• **TASK**:
Select the lines of the records containing the word "JSON" and list them.

• **Entries from a visual dataset**:
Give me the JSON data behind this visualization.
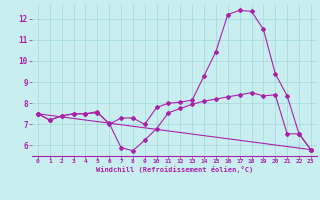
{
  "xlabel": "Windchill (Refroidissement éolien,°C)",
  "background_color": "#c8eef0",
  "grid_color": "#a0d8dc",
  "line_color": "#aa22aa",
  "xlim": [
    -0.5,
    23.5
  ],
  "ylim": [
    5.5,
    12.7
  ],
  "yticks": [
    6,
    7,
    8,
    9,
    10,
    11,
    12
  ],
  "xticks": [
    0,
    1,
    2,
    3,
    4,
    5,
    6,
    7,
    8,
    9,
    10,
    11,
    12,
    13,
    14,
    15,
    16,
    17,
    18,
    19,
    20,
    21,
    22,
    23
  ],
  "curve1_x": [
    0,
    1,
    2,
    3,
    4,
    5,
    6,
    7,
    8,
    9,
    10,
    11,
    12,
    13,
    14,
    15,
    16,
    17,
    18,
    19,
    20,
    21,
    22,
    23
  ],
  "curve1_y": [
    7.5,
    7.2,
    7.4,
    7.5,
    7.5,
    7.55,
    7.05,
    5.9,
    5.75,
    6.25,
    6.8,
    7.55,
    7.75,
    7.95,
    8.1,
    8.2,
    8.3,
    8.4,
    8.5,
    8.35,
    8.4,
    6.55,
    6.55,
    5.8
  ],
  "curve2_x": [
    0,
    1,
    2,
    3,
    4,
    5,
    6,
    7,
    8,
    9,
    10,
    11,
    12,
    13,
    14,
    15,
    16,
    17,
    18,
    19,
    20,
    21,
    22,
    23
  ],
  "curve2_y": [
    7.5,
    7.2,
    7.4,
    7.5,
    7.5,
    7.6,
    7.0,
    7.3,
    7.3,
    7.0,
    7.8,
    8.0,
    8.05,
    8.15,
    9.3,
    10.45,
    12.2,
    12.4,
    12.35,
    11.5,
    9.4,
    8.35,
    6.55,
    5.8
  ],
  "curve3_x": [
    0,
    23
  ],
  "curve3_y": [
    7.5,
    5.8
  ]
}
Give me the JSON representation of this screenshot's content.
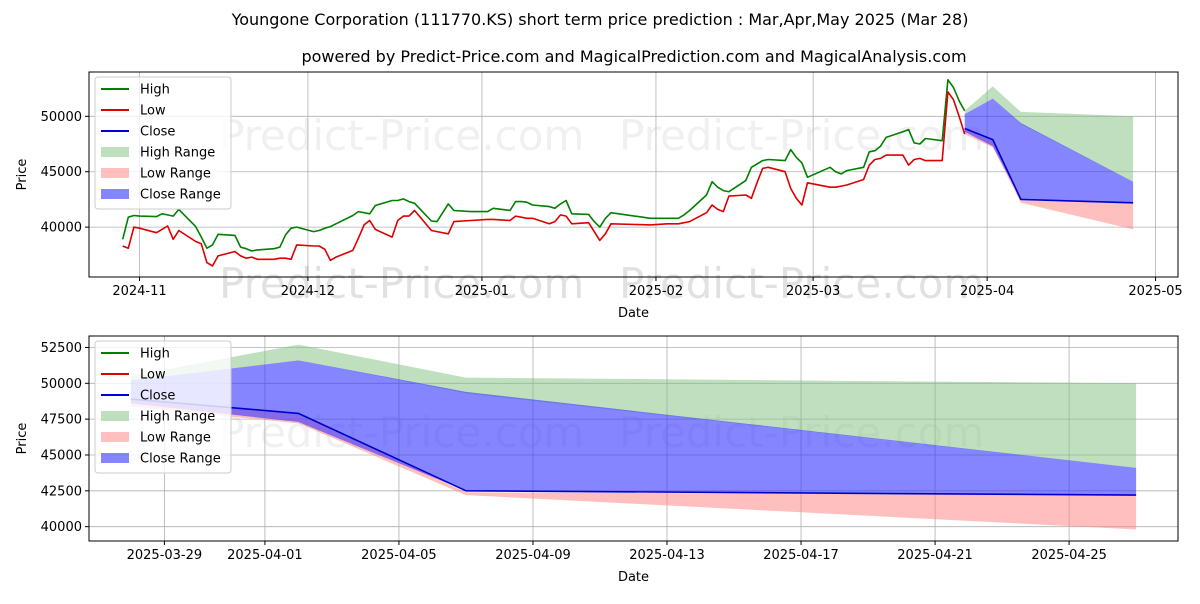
{
  "chart_data": {
    "title": "Youngone Corporation (111770.KS) short term price prediction : Mar,Apr,May 2025 (Mar 28)",
    "subtitle": "powered by Predict-Price.com and MagicalPrediction.com and MagicalAnalysis.com",
    "watermark": "Predict-Price.com",
    "colors": {
      "high": "#008000",
      "low": "#dd0000",
      "close": "#0000cc",
      "high_range": "#7fbf7f",
      "low_range": "#ff8080",
      "close_range": "#3333ff"
    },
    "panels": [
      {
        "type": "line",
        "xlabel": "Date",
        "ylabel": "Price",
        "xlim": [
          "2024-10-23",
          "2025-05-05"
        ],
        "ylim": [
          35500,
          54000
        ],
        "xticks": [
          "2024-11-01",
          "2024-12-01",
          "2025-01-01",
          "2025-02-01",
          "2025-03-01",
          "2025-04-01",
          "2025-05-01"
        ],
        "xtick_labels": [
          "2024-11",
          "2024-12",
          "2025-01",
          "2025-02",
          "2025-03",
          "2025-04",
          "2025-05"
        ],
        "yticks": [
          40000,
          45000,
          50000
        ],
        "ytick_labels": [
          "40000",
          "45000",
          "50000"
        ],
        "grid": true,
        "legend": "top-left",
        "legend_entries": [
          "High",
          "Low",
          "Close",
          "High Range",
          "Low Range",
          "Close Range"
        ],
        "dates": [
          "2024-10-29",
          "2024-10-30",
          "2024-10-31",
          "2024-11-01",
          "2024-11-04",
          "2024-11-05",
          "2024-11-06",
          "2024-11-07",
          "2024-11-08",
          "2024-11-11",
          "2024-11-12",
          "2024-11-13",
          "2024-11-14",
          "2024-11-15",
          "2024-11-18",
          "2024-11-19",
          "2024-11-20",
          "2024-11-21",
          "2024-11-22",
          "2024-11-25",
          "2024-11-26",
          "2024-11-27",
          "2024-11-28",
          "2024-11-29",
          "2024-12-02",
          "2024-12-03",
          "2024-12-04",
          "2024-12-05",
          "2024-12-06",
          "2024-12-09",
          "2024-12-10",
          "2024-12-11",
          "2024-12-12",
          "2024-12-13",
          "2024-12-16",
          "2024-12-17",
          "2024-12-18",
          "2024-12-19",
          "2024-12-20",
          "2024-12-23",
          "2024-12-24",
          "2024-12-26",
          "2024-12-27",
          "2024-12-30",
          "2025-01-02",
          "2025-01-03",
          "2025-01-06",
          "2025-01-07",
          "2025-01-08",
          "2025-01-09",
          "2025-01-10",
          "2025-01-13",
          "2025-01-14",
          "2025-01-15",
          "2025-01-16",
          "2025-01-17",
          "2025-01-20",
          "2025-01-21",
          "2025-01-22",
          "2025-01-23",
          "2025-01-24",
          "2025-01-31",
          "2025-02-03",
          "2025-02-04",
          "2025-02-05",
          "2025-02-06",
          "2025-02-07",
          "2025-02-10",
          "2025-02-11",
          "2025-02-12",
          "2025-02-13",
          "2025-02-14",
          "2025-02-17",
          "2025-02-18",
          "2025-02-19",
          "2025-02-20",
          "2025-02-21",
          "2025-02-24",
          "2025-02-25",
          "2025-02-26",
          "2025-02-27",
          "2025-02-28",
          "2025-03-04",
          "2025-03-05",
          "2025-03-06",
          "2025-03-07",
          "2025-03-10",
          "2025-03-11",
          "2025-03-12",
          "2025-03-13",
          "2025-03-14",
          "2025-03-17",
          "2025-03-18",
          "2025-03-19",
          "2025-03-20",
          "2025-03-21",
          "2025-03-24",
          "2025-03-25",
          "2025-03-26",
          "2025-03-27",
          "2025-03-28"
        ],
        "high": [
          38900,
          40900,
          41050,
          41000,
          40950,
          41200,
          41100,
          41000,
          41600,
          40050,
          39100,
          38100,
          38400,
          39350,
          39250,
          38200,
          38050,
          37850,
          37950,
          38050,
          38200,
          39300,
          39900,
          40000,
          39600,
          39700,
          39900,
          40050,
          40300,
          41050,
          41400,
          41300,
          41200,
          41950,
          42400,
          42400,
          42550,
          42300,
          42150,
          40550,
          40500,
          42100,
          41500,
          41400,
          41400,
          41700,
          41500,
          42300,
          42300,
          42250,
          42000,
          41850,
          41700,
          42100,
          42400,
          41200,
          41150,
          40500,
          40000,
          40800,
          41300,
          40800,
          40800,
          40800,
          40800,
          41100,
          41500,
          42900,
          44100,
          43600,
          43300,
          43200,
          44200,
          45400,
          45700,
          46000,
          46100,
          46000,
          47000,
          46300,
          45800,
          44500,
          45400,
          45000,
          44800,
          45100,
          45400,
          46800,
          46900,
          47300,
          48100,
          48600,
          48800,
          47600,
          47500,
          48000,
          47800,
          53300,
          52600,
          51400,
          50500
        ],
        "low": [
          38300,
          38100,
          40000,
          39900,
          39500,
          39800,
          40100,
          38900,
          39700,
          38700,
          38500,
          36800,
          36500,
          37400,
          37800,
          37400,
          37200,
          37300,
          37100,
          37100,
          37200,
          37200,
          37100,
          38400,
          38300,
          38300,
          38000,
          37000,
          37300,
          37900,
          39000,
          40200,
          40600,
          39800,
          39100,
          40600,
          41000,
          41000,
          41500,
          39700,
          39600,
          39400,
          40500,
          40600,
          40700,
          40700,
          40600,
          41000,
          40900,
          40800,
          40800,
          40300,
          40500,
          41100,
          41000,
          40300,
          40400,
          39600,
          38800,
          39400,
          40300,
          40200,
          40300,
          40300,
          40300,
          40400,
          40500,
          41300,
          42000,
          41600,
          41400,
          42800,
          42900,
          42600,
          44000,
          45300,
          45400,
          45000,
          43500,
          42600,
          42000,
          44000,
          43600,
          43600,
          43700,
          43800,
          44300,
          45600,
          46100,
          46200,
          46500,
          46500,
          45600,
          46100,
          46200,
          46000,
          46000,
          52200,
          51500,
          50000,
          48400
        ]
      },
      {
        "type": "area",
        "xlabel": "Date",
        "ylabel": "Price",
        "xlim": [
          "2025-03-26T18:00",
          "2025-04-28T06:00"
        ],
        "ylim": [
          39000,
          53300
        ],
        "xticks": [
          "2025-03-29",
          "2025-04-01",
          "2025-04-05",
          "2025-04-09",
          "2025-04-13",
          "2025-04-17",
          "2025-04-21",
          "2025-04-25"
        ],
        "xtick_labels": [
          "2025-03-29",
          "2025-04-01",
          "2025-04-05",
          "2025-04-09",
          "2025-04-13",
          "2025-04-17",
          "2025-04-21",
          "2025-04-25"
        ],
        "yticks": [
          40000,
          42500,
          45000,
          47500,
          50000,
          52500
        ],
        "ytick_labels": [
          "40000",
          "42500",
          "45000",
          "47500",
          "50000",
          "52500"
        ],
        "grid": true,
        "legend": "top-left",
        "legend_entries": [
          "High",
          "Low",
          "Close",
          "High Range",
          "Low Range",
          "Close Range"
        ]
      }
    ],
    "forecast": {
      "dates": [
        "2025-03-28",
        "2025-04-02",
        "2025-04-07",
        "2025-04-27"
      ],
      "close": [
        48900,
        47900,
        42500,
        42200
      ],
      "high_range_upper": [
        50500,
        52700,
        50400,
        50000
      ],
      "high_range_lower": [
        50200,
        51600,
        49300,
        44100
      ],
      "low_range_upper": [
        48900,
        47900,
        42400,
        42200
      ],
      "low_range_lower": [
        48400,
        47200,
        42200,
        39800
      ],
      "close_range_upper": [
        50200,
        51600,
        49400,
        44100
      ],
      "close_range_lower": [
        48600,
        47300,
        42500,
        42200
      ]
    }
  }
}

• **ANSWER TO THIS PROBLEM**:
Give me the JSON data behind this visualization.
Give me the JSON representation of this screenshot's content.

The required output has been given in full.